# PROVIDED DATA
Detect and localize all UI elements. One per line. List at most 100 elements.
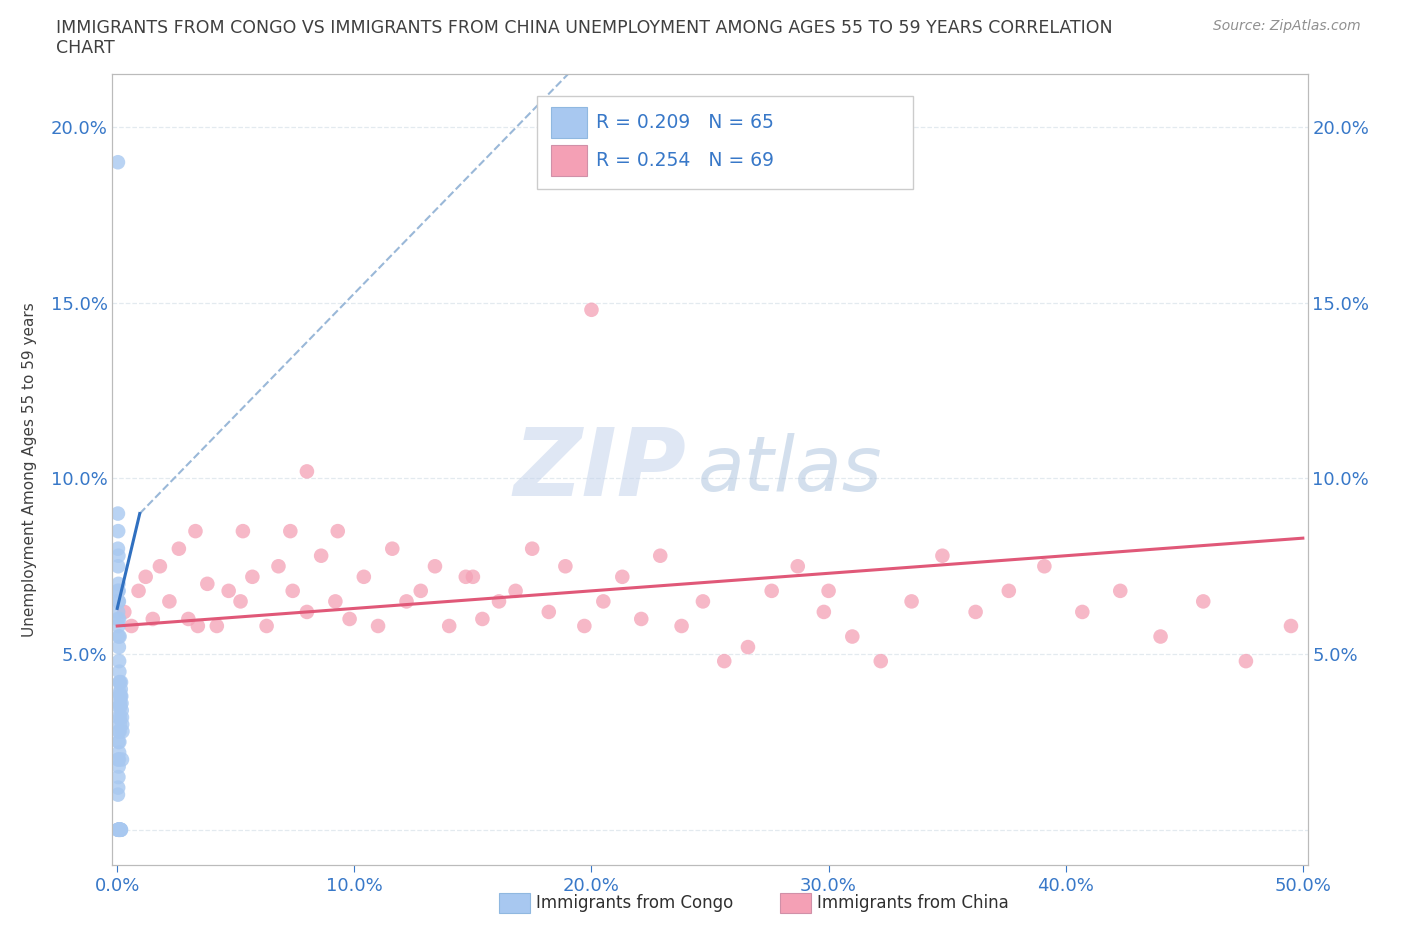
Point — [650, 549, 672, 564]
Point — [120, 618, 142, 633]
Point — [195, 577, 218, 591]
FancyBboxPatch shape — [537, 96, 914, 189]
Point — [108, 724, 131, 738]
Point — [108, 696, 131, 711]
Point — [110, 699, 132, 714]
Point — [107, 604, 129, 619]
Point — [574, 618, 596, 633]
Point — [813, 604, 835, 619]
Point — [135, 569, 157, 584]
Text: IMMIGRANTS FROM CONGO VS IMMIGRANTS FROM CHINA UNEMPLOYMENT AMONG AGES 55 TO 59 : IMMIGRANTS FROM CONGO VS IMMIGRANTS FROM… — [56, 19, 1114, 36]
Text: Immigrants from Congo: Immigrants from Congo — [536, 894, 733, 912]
Point — [107, 822, 129, 837]
Point — [309, 549, 332, 564]
Point — [612, 569, 634, 584]
Point — [367, 618, 389, 633]
Point — [107, 612, 129, 627]
FancyBboxPatch shape — [551, 145, 586, 177]
Point — [931, 549, 953, 564]
Point — [128, 583, 150, 598]
Point — [326, 524, 349, 538]
Point — [107, 559, 129, 574]
Point — [423, 559, 446, 574]
Point — [281, 583, 304, 598]
Point — [108, 675, 131, 690]
Point — [107, 770, 129, 785]
Point — [177, 612, 200, 627]
Text: Immigrants from China: Immigrants from China — [817, 894, 1008, 912]
Text: R = 0.254   N = 69: R = 0.254 N = 69 — [596, 151, 775, 170]
Point — [107, 541, 129, 556]
Point — [278, 524, 301, 538]
Point — [454, 569, 477, 584]
Point — [187, 618, 209, 633]
Point — [108, 699, 131, 714]
Point — [110, 822, 132, 837]
Point — [242, 569, 264, 584]
Point — [488, 594, 510, 609]
Point — [111, 717, 134, 732]
Point — [110, 689, 132, 704]
Point — [108, 689, 131, 704]
Text: Source: ZipAtlas.com: Source: ZipAtlas.com — [1213, 19, 1361, 33]
Point — [184, 524, 207, 538]
Point — [167, 541, 190, 556]
Point — [1109, 583, 1132, 598]
Point — [841, 629, 863, 644]
Point — [108, 594, 131, 609]
Point — [108, 752, 131, 767]
Point — [110, 696, 132, 711]
Point — [232, 524, 254, 538]
Point — [107, 524, 129, 538]
Point — [353, 569, 375, 584]
Point — [111, 724, 134, 738]
Point — [108, 640, 131, 655]
Point — [461, 569, 484, 584]
Point — [108, 685, 131, 700]
Point — [1234, 654, 1257, 669]
Point — [713, 654, 735, 669]
Point — [107, 154, 129, 169]
Point — [592, 594, 614, 609]
Point — [107, 822, 129, 837]
Point — [218, 583, 240, 598]
Point — [869, 654, 891, 669]
Point — [107, 822, 129, 837]
Point — [157, 594, 180, 609]
Point — [900, 594, 922, 609]
Point — [107, 618, 129, 633]
Point — [108, 745, 131, 760]
Point — [108, 822, 131, 837]
Point — [339, 612, 361, 627]
Point — [107, 787, 129, 802]
Point — [737, 640, 759, 655]
Point — [409, 583, 432, 598]
Point — [110, 689, 132, 704]
Point — [142, 612, 165, 627]
Point — [107, 506, 129, 521]
Point — [108, 822, 131, 837]
Point — [1149, 629, 1171, 644]
Point — [108, 822, 131, 837]
Point — [692, 594, 714, 609]
Point — [108, 710, 131, 724]
Point — [471, 612, 494, 627]
Point — [108, 664, 131, 679]
Point — [295, 464, 318, 479]
Point — [107, 822, 129, 837]
Text: CHART: CHART — [56, 39, 115, 57]
Point — [786, 559, 808, 574]
Point — [107, 752, 129, 767]
Point — [110, 822, 132, 837]
Point — [537, 604, 560, 619]
Point — [1279, 618, 1302, 633]
Point — [107, 710, 129, 724]
Text: atlas: atlas — [699, 432, 883, 507]
Point — [108, 675, 131, 690]
Point — [108, 612, 131, 627]
Point — [267, 559, 290, 574]
Point — [110, 822, 132, 837]
Point — [112, 604, 135, 619]
Point — [256, 618, 278, 633]
Point — [522, 541, 544, 556]
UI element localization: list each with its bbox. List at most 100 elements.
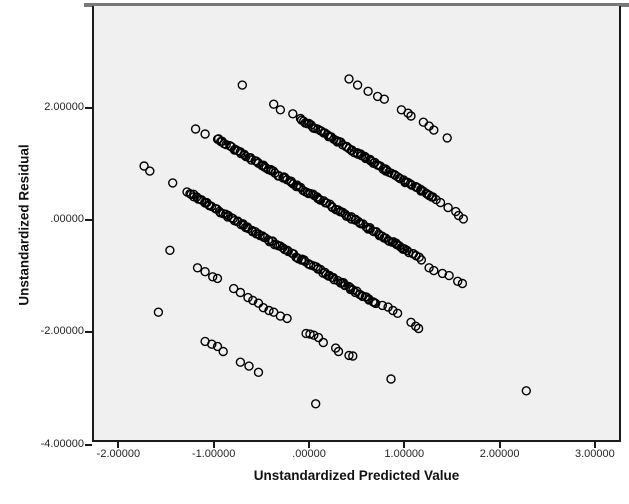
scatter-point [414,252,424,262]
scatter-point [309,330,319,340]
scatter-point [458,214,469,224]
y-tick-mark [85,443,92,446]
scatter-point [244,361,254,371]
x-tick-label: .00000 [292,448,326,460]
scatter-point [268,307,279,317]
x-tick-label: 3.00000 [575,448,615,460]
scatter-point [358,219,368,229]
scatter-point [416,255,427,265]
scatter-point [379,94,389,104]
scatter-point [457,278,468,289]
scatter-point [258,303,269,313]
scatter-point [332,275,343,286]
scatter-point [165,245,175,256]
scatter-point [235,357,246,367]
scatter-point [221,139,231,150]
scatter-point [275,105,286,115]
scatter-point [235,287,246,298]
scatter-point [413,323,424,334]
scatter-point [431,194,441,205]
scatter-point [253,367,264,377]
scatter-point [363,86,373,97]
scatter-point [200,129,210,139]
scatter-point [207,339,217,349]
scatter-point [192,263,203,273]
y-tick-mark [85,106,92,109]
scatter-point [392,308,403,318]
scatter-point [429,125,439,135]
scatter-point [386,374,396,384]
scatter-point [167,178,178,188]
scatter-point [333,346,344,357]
scatter-point [207,272,218,282]
scatter-point [273,171,284,181]
x-tick-label: -2.00000 [96,448,141,460]
scatter-point [437,268,448,279]
scatter-point [305,329,315,339]
y-tick-label: -4.00000 [40,437,84,450]
scatter-point [406,111,416,121]
scatter-point [139,161,149,171]
scatter-point [282,313,292,324]
scatter-point [361,292,372,302]
scatter-points-canvas [139,74,531,409]
scatter-point [153,307,164,317]
scatter-point [377,300,388,311]
scatter-point [371,298,381,309]
x-tick-mark [403,442,406,448]
scatter-point [264,305,274,316]
x-tick-label: 1.00000 [384,448,425,460]
y-tick-mark [85,219,92,221]
x-tick-mark [593,442,596,448]
y-tick-label: -2.00000 [40,325,84,338]
x-axis-title: Unstandardized Predicted Value [253,468,460,483]
x-tick-mark [308,442,310,448]
y-tick-label: .00000 [50,213,84,225]
scatter-point [348,351,358,361]
scatter-point [444,270,454,281]
scatter-point [424,263,434,273]
x-tick-mark [117,442,120,448]
y-tick-label: 2.00000 [44,100,84,113]
scatter-point [190,124,201,134]
scatter-point [145,166,155,176]
scatter-point [200,267,210,277]
scatter-point [218,346,228,357]
scatter-point [212,341,223,352]
scatter-point [407,180,417,190]
scatter-point [237,80,248,90]
scatter-point [453,276,463,286]
scatter-point [243,292,253,303]
scatter-point [228,283,239,294]
scatter-point [344,74,354,84]
scatter-point [189,192,199,202]
scatter-point [521,386,531,396]
scatter-point [344,350,354,361]
scatter-point [443,202,453,213]
scatter-point [411,321,421,331]
scatter-point [418,117,429,127]
scatter-point [442,133,452,143]
scatter-point [353,216,364,227]
x-tick-label: -1.00000 [191,448,236,460]
scatter-point [313,332,324,343]
scatter-point [352,80,363,90]
scatter-point [288,109,298,119]
scatter-point [268,99,279,109]
scatter-point [248,295,258,306]
scatter-point [318,337,329,348]
x-tick-mark [498,442,501,448]
y-axis-title: Unstandardized Residual [16,144,32,306]
chart-frame-top-border [84,3,629,7]
scatter-point [382,165,392,175]
x-tick-mark [212,442,215,448]
scatter-point [403,108,413,118]
scatter-point [429,265,439,276]
scatter-point [388,305,398,316]
scatter-point [268,166,279,176]
y-tick-mark [85,331,92,334]
scatter-point [212,273,223,284]
x-tick-label: 2.00000 [479,448,520,460]
scatter-point [310,399,321,409]
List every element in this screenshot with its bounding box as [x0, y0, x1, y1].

# PROBLEM DETAILS
Copy out the lines of the records exactly, starting with the line that contains "scatter-point [414,252,424,262]" and going on through the line that contains "x-tick-mark [117,442,120,448]", both included.

# WORKED ANSWER
scatter-point [414,252,424,262]
scatter-point [309,330,319,340]
scatter-point [458,214,469,224]
y-tick-mark [85,443,92,446]
scatter-point [244,361,254,371]
x-tick-label: .00000 [292,448,326,460]
scatter-point [268,307,279,317]
x-tick-label: 3.00000 [575,448,615,460]
scatter-point [358,219,368,229]
scatter-point [416,255,427,265]
scatter-point [379,94,389,104]
scatter-point [457,278,468,289]
scatter-point [258,303,269,313]
scatter-point [332,275,343,286]
scatter-point [165,245,175,256]
scatter-point [235,357,246,367]
scatter-point [221,139,231,150]
scatter-point [275,105,286,115]
scatter-point [235,287,246,298]
scatter-point [413,323,424,334]
scatter-point [431,194,441,205]
scatter-point [253,367,264,377]
scatter-point [363,86,373,97]
scatter-point [200,129,210,139]
scatter-point [207,339,217,349]
scatter-point [192,263,203,273]
y-tick-mark [85,106,92,109]
scatter-point [392,308,403,318]
scatter-point [429,125,439,135]
scatter-point [386,374,396,384]
scatter-point [167,178,178,188]
scatter-point [333,346,344,357]
scatter-point [207,272,218,282]
scatter-point [273,171,284,181]
x-tick-label: -2.00000 [96,448,141,460]
scatter-point [437,268,448,279]
scatter-point [305,329,315,339]
y-tick-label: -4.00000 [40,437,84,450]
scatter-point [406,111,416,121]
scatter-point [139,161,149,171]
scatter-point [282,313,292,324]
scatter-point [361,292,372,302]
scatter-points-canvas [139,74,531,409]
scatter-point [153,307,164,317]
scatter-point [377,300,388,311]
scatter-point [371,298,381,309]
x-tick-mark [403,442,406,448]
scatter-point [264,305,274,316]
x-tick-label: 1.00000 [384,448,425,460]
y-tick-mark [85,219,92,221]
x-tick-mark [593,442,596,448]
y-tick-label: -2.00000 [40,325,84,338]
x-axis-title: Unstandardized Predicted Value [253,468,460,483]
x-tick-mark [308,442,310,448]
y-tick-label: .00000 [50,213,84,225]
scatter-point [348,351,358,361]
scatter-point [444,270,454,281]
scatter-point [424,263,434,273]
x-tick-mark [117,442,120,448]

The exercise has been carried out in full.